Description of the task: In the records that follow, show each line where the word "Limitations" is present.

Data provided:
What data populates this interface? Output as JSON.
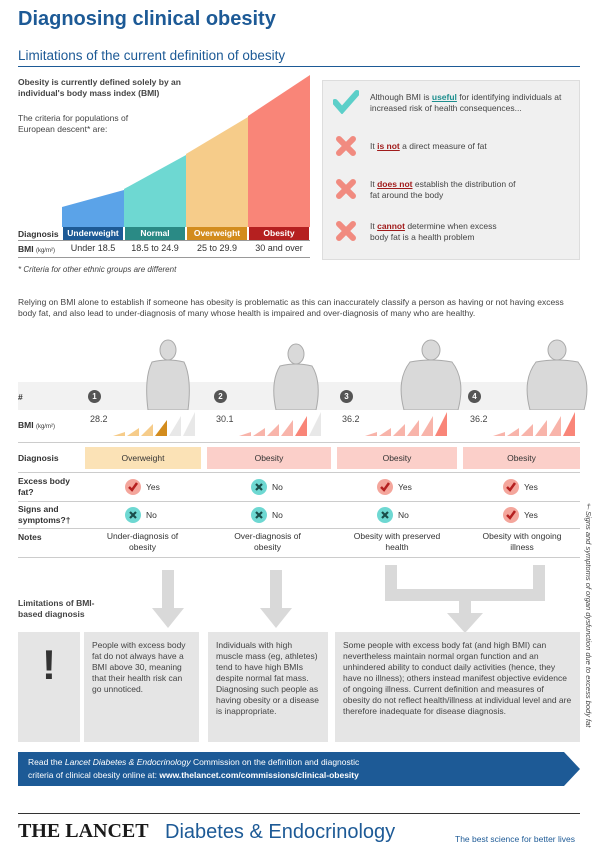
{
  "title": "Diagnosing clinical obesity",
  "subtitle": "Limitations of the current definition of obesity",
  "intro_bold": "Obesity is currently defined solely by an individual's body mass index (BMI)",
  "intro_criteria": "The criteria for populations of European descent* are:",
  "row_diagnosis": "Diagnosis",
  "row_bmi": "BMI",
  "row_bmi_unit": "(kg/m²)",
  "categories": [
    {
      "label": "Underweight",
      "bmi": "Under 18.5",
      "color": "#1d5a96",
      "fill": "#5ba3e8"
    },
    {
      "label": "Normal",
      "bmi": "18.5 to 24.9",
      "color": "#2a8a85",
      "fill": "#6ed8d2"
    },
    {
      "label": "Overweight",
      "bmi": "25 to 29.9",
      "color": "#d38c1d",
      "fill": "#f6cc8a"
    },
    {
      "label": "Obesity",
      "bmi": "30 and over",
      "color": "#b52020",
      "fill": "#f98578"
    }
  ],
  "footnote": "* Criteria for other ethnic groups are different",
  "right_items": [
    {
      "pre": "Although BMI is ",
      "hl": "useful",
      "post": " for identifying individuals at increased risk of health consequences...",
      "icon": "check-icon"
    },
    {
      "pre": "It ",
      "hl": "is not",
      "post": " a direct measure of fat",
      "icon": "cross-icon"
    },
    {
      "pre": "It ",
      "hl": "does not",
      "post": " establish the distribution of fat around the body",
      "icon": "cross-icon"
    },
    {
      "pre": "It ",
      "hl": "cannot",
      "post": " determine when excess body fat is a health problem",
      "icon": "cross-icon"
    }
  ],
  "paragraph": "Relying on BMI alone to establish if someone has obesity is problematic as this can inaccurately classify a person as having or not having excess body fat, and also lead to under-diagnosis of many whose health is impaired and over-diagnosis of many who are healthy.",
  "table": {
    "hash": "#",
    "bmi_label": "BMI",
    "bmi_unit": "(kg/m²)",
    "diagnosis_label": "Diagnosis",
    "excess_label": "Excess body fat?",
    "signs_label": "Signs and symptoms?†",
    "notes_label": "Notes",
    "columns": [
      {
        "num": "1",
        "bmi": "28.2",
        "diagnosis": "Overweight",
        "excess": "Yes",
        "signs": "No",
        "note": "Under-diagnosis of obesity"
      },
      {
        "num": "2",
        "bmi": "30.1",
        "diagnosis": "Obesity",
        "excess": "No",
        "signs": "No",
        "note": "Over-diagnosis of obesity"
      },
      {
        "num": "3",
        "bmi": "36.2",
        "diagnosis": "Obesity",
        "excess": "Yes",
        "signs": "No",
        "note": "Obesity with preserved health"
      },
      {
        "num": "4",
        "bmi": "36.2",
        "diagnosis": "Obesity",
        "excess": "Yes",
        "signs": "Yes",
        "note": "Obesity with ongoing illness"
      }
    ]
  },
  "side_note": "†Signs and symptoms of organ dysfunction due to excess body fat",
  "limitations_label": "Limitations of BMI-based diagnosis",
  "exclamation": "!",
  "boxes": [
    "People with excess body fat do not always have a BMI above 30, meaning that their health risk can go unnoticed.",
    "Individuals with high muscle mass (eg, athletes) tend to have high BMIs despite normal fat mass. Diagnosing such people as having obesity or a disease is inappropriate.",
    "Some people with excess body fat (and high BMI) can nevertheless maintain normal organ function and an unhindered ability to conduct daily activities (hence, they have no illness); others instead manifest objective evidence of ongoing illness. Current definition and measures of obesity do not reflect health/illness at individual level and are therefore inadequate for disease diagnosis."
  ],
  "banner": {
    "line1_pre": "Read the ",
    "line1_italic": "Lancet Diabetes & Endocrinology",
    "line1_post": " Commission on the definition and diagnostic",
    "line2_pre": "criteria of clinical obesity online at: ",
    "line2_url": "www.thelancet.com/commissions/clinical-obesity"
  },
  "footer": {
    "brand": "THE LANCET",
    "journal": "Diabetes & Endocrinology",
    "tagline": "The best science for better lives"
  }
}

Written response:
  "subtitle": "Limitations of the current definition of obesity",
  "limitations_label": "Limitations of BMI-based diagnosis",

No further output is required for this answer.